[Dataset rows about figures]

..........

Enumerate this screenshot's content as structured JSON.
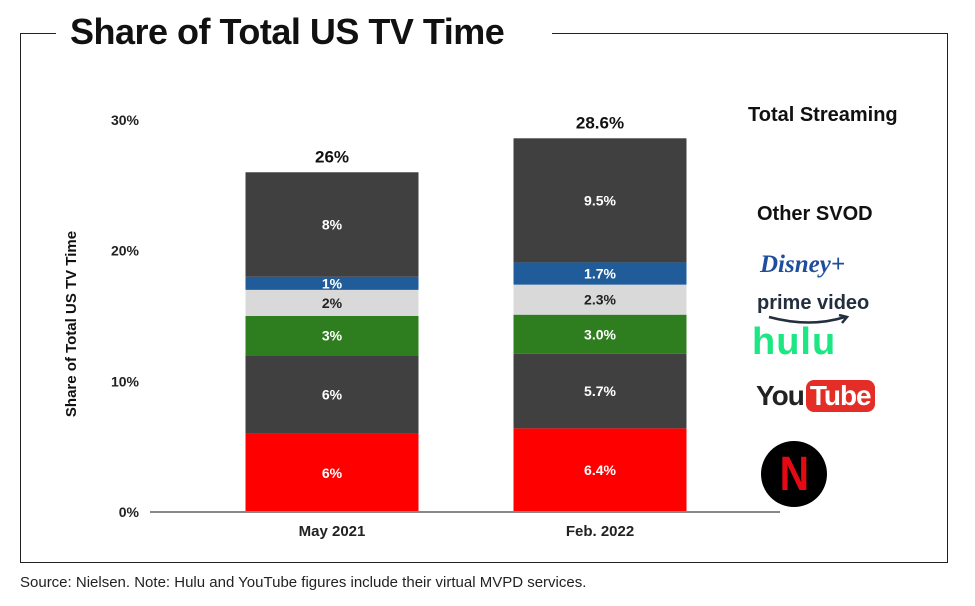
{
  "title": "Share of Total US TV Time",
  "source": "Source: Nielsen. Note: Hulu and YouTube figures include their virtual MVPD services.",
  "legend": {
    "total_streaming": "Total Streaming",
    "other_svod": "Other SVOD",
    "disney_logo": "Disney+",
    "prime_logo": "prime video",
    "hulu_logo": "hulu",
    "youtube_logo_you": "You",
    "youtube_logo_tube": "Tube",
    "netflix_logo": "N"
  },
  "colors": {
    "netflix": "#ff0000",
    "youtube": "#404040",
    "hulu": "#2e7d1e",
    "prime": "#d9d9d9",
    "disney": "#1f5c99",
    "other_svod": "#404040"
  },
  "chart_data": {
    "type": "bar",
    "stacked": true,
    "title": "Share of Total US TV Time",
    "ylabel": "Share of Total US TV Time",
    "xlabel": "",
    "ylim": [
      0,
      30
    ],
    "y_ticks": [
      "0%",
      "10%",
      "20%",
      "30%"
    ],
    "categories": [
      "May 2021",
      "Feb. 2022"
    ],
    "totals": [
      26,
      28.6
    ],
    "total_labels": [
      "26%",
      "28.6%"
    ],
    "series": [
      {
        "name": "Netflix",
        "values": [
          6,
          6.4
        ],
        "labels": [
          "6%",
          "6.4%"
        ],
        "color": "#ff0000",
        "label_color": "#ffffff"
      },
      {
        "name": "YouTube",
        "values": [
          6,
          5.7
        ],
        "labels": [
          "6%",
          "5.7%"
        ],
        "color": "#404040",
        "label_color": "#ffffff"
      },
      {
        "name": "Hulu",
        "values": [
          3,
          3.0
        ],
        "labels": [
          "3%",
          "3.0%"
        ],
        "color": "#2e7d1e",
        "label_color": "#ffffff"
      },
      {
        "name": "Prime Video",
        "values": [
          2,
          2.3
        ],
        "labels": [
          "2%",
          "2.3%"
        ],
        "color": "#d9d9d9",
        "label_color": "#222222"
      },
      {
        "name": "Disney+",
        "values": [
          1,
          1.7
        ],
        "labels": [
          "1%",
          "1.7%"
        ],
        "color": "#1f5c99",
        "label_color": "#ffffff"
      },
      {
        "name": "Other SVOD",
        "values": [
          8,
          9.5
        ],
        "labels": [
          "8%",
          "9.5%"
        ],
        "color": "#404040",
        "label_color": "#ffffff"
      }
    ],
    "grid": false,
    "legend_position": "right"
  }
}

..........

| Goal |
Restate the whole listing above exactly, except for its images.

| Answer to the exercise |
Enumerate this screenshot's content as structured JSON.
{
  "title": "Share of Total US TV Time",
  "source": "Source: Nielsen. Note: Hulu and YouTube figures include their virtual MVPD services.",
  "legend": {
    "total_streaming": "Total Streaming",
    "other_svod": "Other SVOD",
    "disney_logo": "Disney+",
    "prime_logo": "prime video",
    "hulu_logo": "hulu",
    "youtube_logo_you": "You",
    "youtube_logo_tube": "Tube",
    "netflix_logo": "N"
  },
  "colors": {
    "netflix": "#ff0000",
    "youtube": "#404040",
    "hulu": "#2e7d1e",
    "prime": "#d9d9d9",
    "disney": "#1f5c99",
    "other_svod": "#404040"
  },
  "chart_data": {
    "type": "bar",
    "stacked": true,
    "title": "Share of Total US TV Time",
    "ylabel": "Share of Total US TV Time",
    "xlabel": "",
    "ylim": [
      0,
      30
    ],
    "y_ticks": [
      "0%",
      "10%",
      "20%",
      "30%"
    ],
    "categories": [
      "May 2021",
      "Feb. 2022"
    ],
    "totals": [
      26,
      28.6
    ],
    "total_labels": [
      "26%",
      "28.6%"
    ],
    "series": [
      {
        "name": "Netflix",
        "values": [
          6,
          6.4
        ],
        "labels": [
          "6%",
          "6.4%"
        ],
        "color": "#ff0000",
        "label_color": "#ffffff"
      },
      {
        "name": "YouTube",
        "values": [
          6,
          5.7
        ],
        "labels": [
          "6%",
          "5.7%"
        ],
        "color": "#404040",
        "label_color": "#ffffff"
      },
      {
        "name": "Hulu",
        "values": [
          3,
          3.0
        ],
        "labels": [
          "3%",
          "3.0%"
        ],
        "color": "#2e7d1e",
        "label_color": "#ffffff"
      },
      {
        "name": "Prime Video",
        "values": [
          2,
          2.3
        ],
        "labels": [
          "2%",
          "2.3%"
        ],
        "color": "#d9d9d9",
        "label_color": "#222222"
      },
      {
        "name": "Disney+",
        "values": [
          1,
          1.7
        ],
        "labels": [
          "1%",
          "1.7%"
        ],
        "color": "#1f5c99",
        "label_color": "#ffffff"
      },
      {
        "name": "Other SVOD",
        "values": [
          8,
          9.5
        ],
        "labels": [
          "8%",
          "9.5%"
        ],
        "color": "#404040",
        "label_color": "#ffffff"
      }
    ],
    "grid": false,
    "legend_position": "right"
  }
}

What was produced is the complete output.